_Stated problem_
An exact copy of the records is required, minus the pictures they hold.
## Begin Data to use
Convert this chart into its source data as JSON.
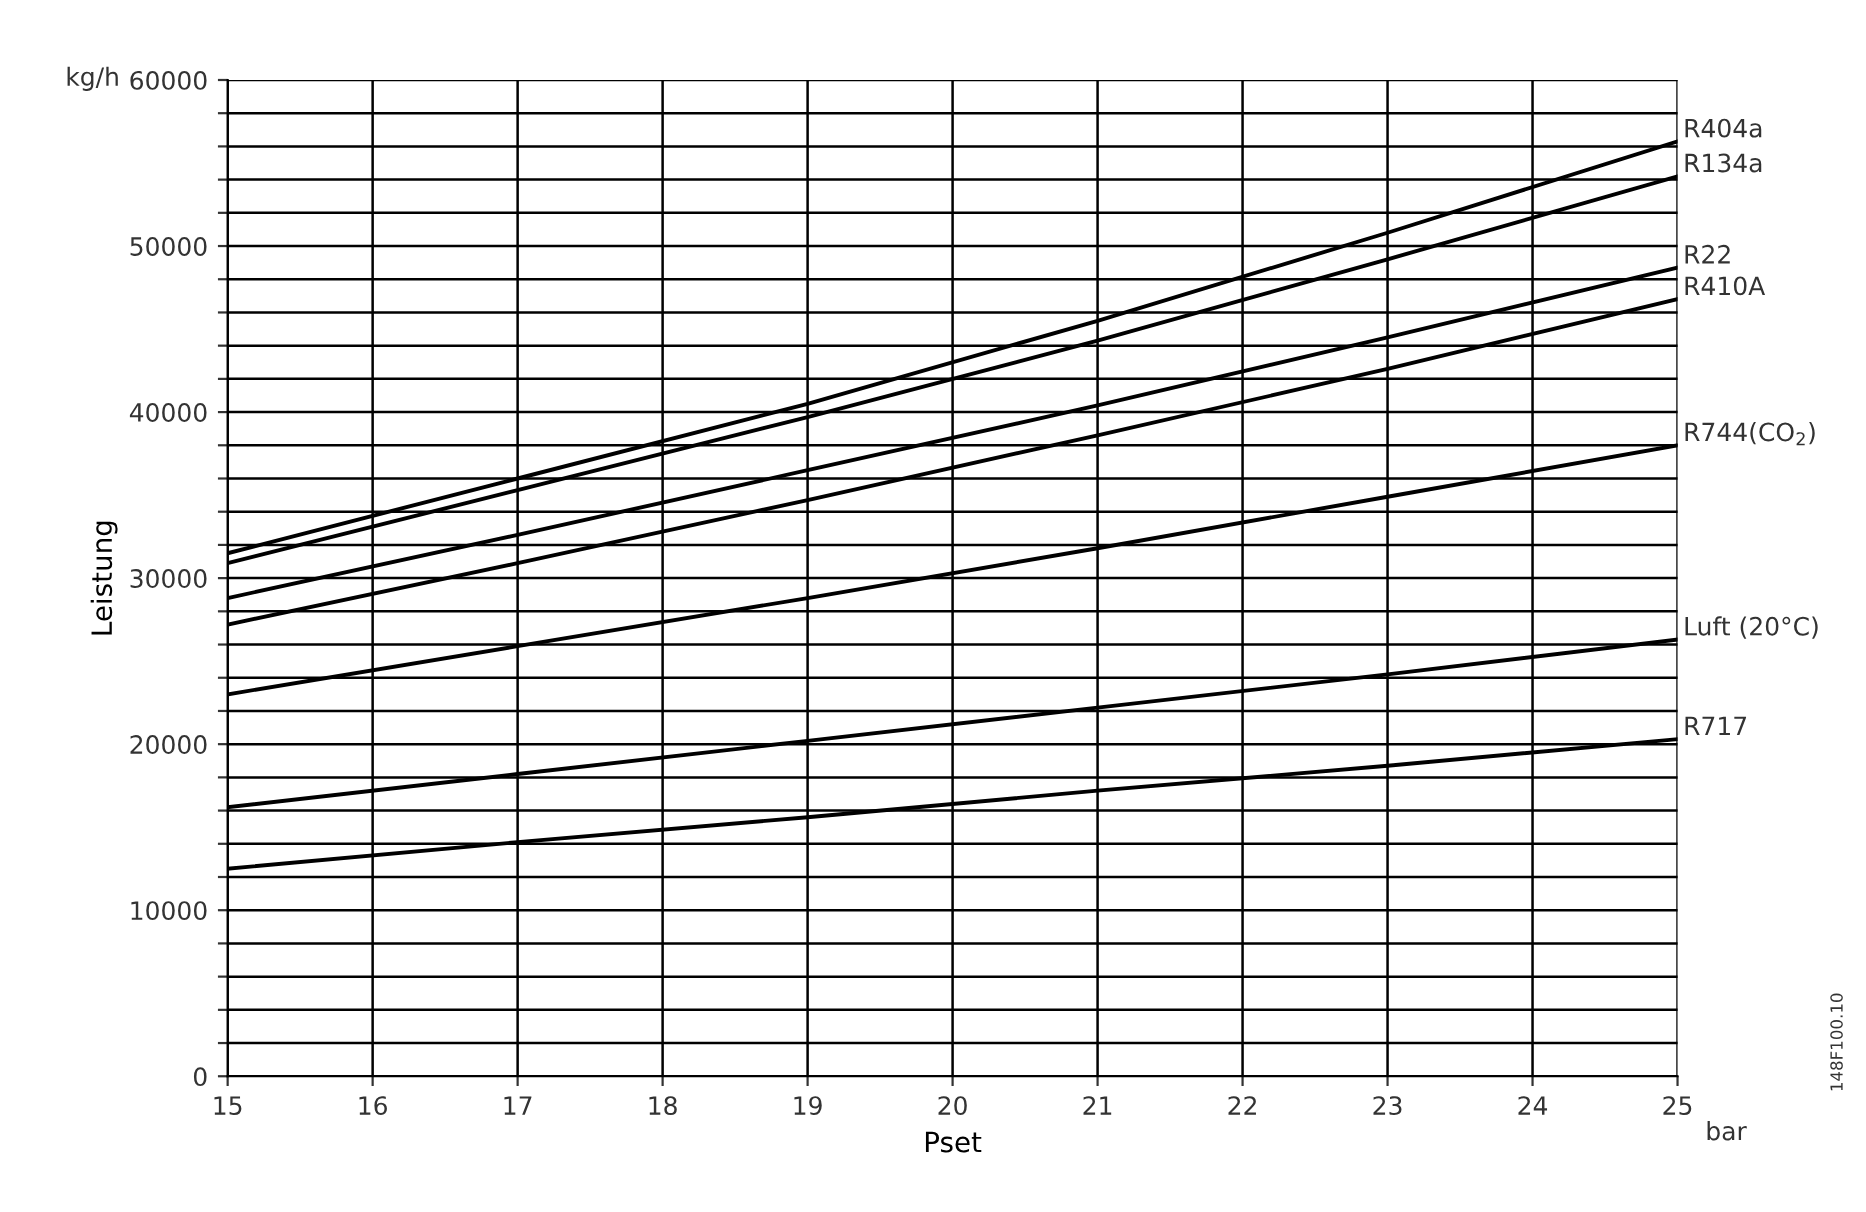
{
  "chart_data": {
    "type": "line",
    "xlabel": "Pset",
    "ylabel": "Leistung",
    "annotations": [
      "kg/h",
      "bar",
      "148F100.10"
    ],
    "x": [
      15,
      17,
      19,
      21,
      23,
      25
    ],
    "series": [
      {
        "name": "R404a",
        "color": "#000000",
        "values": [
          31500,
          36000,
          40500,
          45500,
          50800,
          56300
        ]
      },
      {
        "name": "R134a",
        "color": "#000000",
        "values": [
          30900,
          35300,
          39700,
          44300,
          49200,
          54200
        ]
      },
      {
        "name": "R22",
        "color": "#000000",
        "values": [
          28800,
          32600,
          36500,
          40400,
          44500,
          48700
        ]
      },
      {
        "name": "R410A",
        "color": "#000000",
        "values": [
          27200,
          30900,
          34700,
          38600,
          42600,
          46800
        ]
      },
      {
        "name": "R744(CO$_{2}$)",
        "color": "#000000",
        "values": [
          23000,
          25900,
          28800,
          31800,
          34900,
          38000
        ]
      },
      {
        "name": "Luft (20°C)",
        "color": "#000000",
        "values": [
          16200,
          18200,
          20200,
          22200,
          24200,
          26300
        ]
      },
      {
        "name": "R717",
        "color": "#000000",
        "values": [
          12500,
          14100,
          15600,
          17200,
          18700,
          20300
        ]
      }
    ],
    "xlim": [
      15,
      25
    ],
    "xticks": [
      15,
      16,
      17,
      18,
      19,
      20,
      21,
      22,
      23,
      24,
      25
    ],
    "ylim": [
      0,
      60000
    ],
    "yticks": [
      0,
      {
        "value": 2000,
        "label": null
      },
      {
        "value": 4000,
        "label": null
      },
      {
        "value": 6000,
        "label": null
      },
      {
        "value": 8000,
        "label": null
      },
      10000,
      {
        "value": 12000,
        "label": null
      },
      {
        "value": 14000,
        "label": null
      },
      {
        "value": 16000,
        "label": null
      },
      {
        "value": 18000,
        "label": null
      },
      20000,
      {
        "value": 22000,
        "label": null
      },
      {
        "value": 24000,
        "label": null
      },
      {
        "value": 26000,
        "label": null
      },
      {
        "value": 28000,
        "label": null
      },
      30000,
      {
        "value": 32000,
        "label": null
      },
      {
        "value": 34000,
        "label": null
      },
      {
        "value": 36000,
        "label": null
      },
      {
        "value": 38000,
        "label": null
      },
      40000,
      {
        "value": 42000,
        "label": null
      },
      {
        "value": 44000,
        "label": null
      },
      {
        "value": 46000,
        "label": null
      },
      {
        "value": 48000,
        "label": null
      },
      50000,
      {
        "value": 52000,
        "label": null
      },
      {
        "value": 54000,
        "label": null
      },
      {
        "value": 56000,
        "label": null
      },
      {
        "value": 58000,
        "label": null
      },
      60000
    ],
    "grid": true,
    "legend": false,
    "marker": "none",
    "line_style": "solid"
  }
}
## End Data to use
_Answer to the task_
Convert this chart into its source data as JSON.
{
  "chart_data": {
    "type": "line",
    "xlabel": "Pset",
    "ylabel": "Leistung",
    "annotations": [
      "kg/h",
      "bar",
      "148F100.10"
    ],
    "x": [
      15,
      17,
      19,
      21,
      23,
      25
    ],
    "series": [
      {
        "name": "R404a",
        "color": "#000000",
        "values": [
          31500,
          36000,
          40500,
          45500,
          50800,
          56300
        ]
      },
      {
        "name": "R134a",
        "color": "#000000",
        "values": [
          30900,
          35300,
          39700,
          44300,
          49200,
          54200
        ]
      },
      {
        "name": "R22",
        "color": "#000000",
        "values": [
          28800,
          32600,
          36500,
          40400,
          44500,
          48700
        ]
      },
      {
        "name": "R410A",
        "color": "#000000",
        "values": [
          27200,
          30900,
          34700,
          38600,
          42600,
          46800
        ]
      },
      {
        "name": "R744(CO$_{2}$)",
        "color": "#000000",
        "values": [
          23000,
          25900,
          28800,
          31800,
          34900,
          38000
        ]
      },
      {
        "name": "Luft (20°C)",
        "color": "#000000",
        "values": [
          16200,
          18200,
          20200,
          22200,
          24200,
          26300
        ]
      },
      {
        "name": "R717",
        "color": "#000000",
        "values": [
          12500,
          14100,
          15600,
          17200,
          18700,
          20300
        ]
      }
    ],
    "xlim": [
      15,
      25
    ],
    "xticks": [
      15,
      16,
      17,
      18,
      19,
      20,
      21,
      22,
      23,
      24,
      25
    ],
    "ylim": [
      0,
      60000
    ],
    "yticks": [
      0,
      {
        "value": 2000,
        "label": null
      },
      {
        "value": 4000,
        "label": null
      },
      {
        "value": 6000,
        "label": null
      },
      {
        "value": 8000,
        "label": null
      },
      10000,
      {
        "value": 12000,
        "label": null
      },
      {
        "value": 14000,
        "label": null
      },
      {
        "value": 16000,
        "label": null
      },
      {
        "value": 18000,
        "label": null
      },
      20000,
      {
        "value": 22000,
        "label": null
      },
      {
        "value": 24000,
        "label": null
      },
      {
        "value": 26000,
        "label": null
      },
      {
        "value": 28000,
        "label": null
      },
      30000,
      {
        "value": 32000,
        "label": null
      },
      {
        "value": 34000,
        "label": null
      },
      {
        "value": 36000,
        "label": null
      },
      {
        "value": 38000,
        "label": null
      },
      40000,
      {
        "value": 42000,
        "label": null
      },
      {
        "value": 44000,
        "label": null
      },
      {
        "value": 46000,
        "label": null
      },
      {
        "value": 48000,
        "label": null
      },
      50000,
      {
        "value": 52000,
        "label": null
      },
      {
        "value": 54000,
        "label": null
      },
      {
        "value": 56000,
        "label": null
      },
      {
        "value": 58000,
        "label": null
      },
      60000
    ],
    "grid": true,
    "legend": false,
    "marker": "none",
    "line_style": "solid"
  }
}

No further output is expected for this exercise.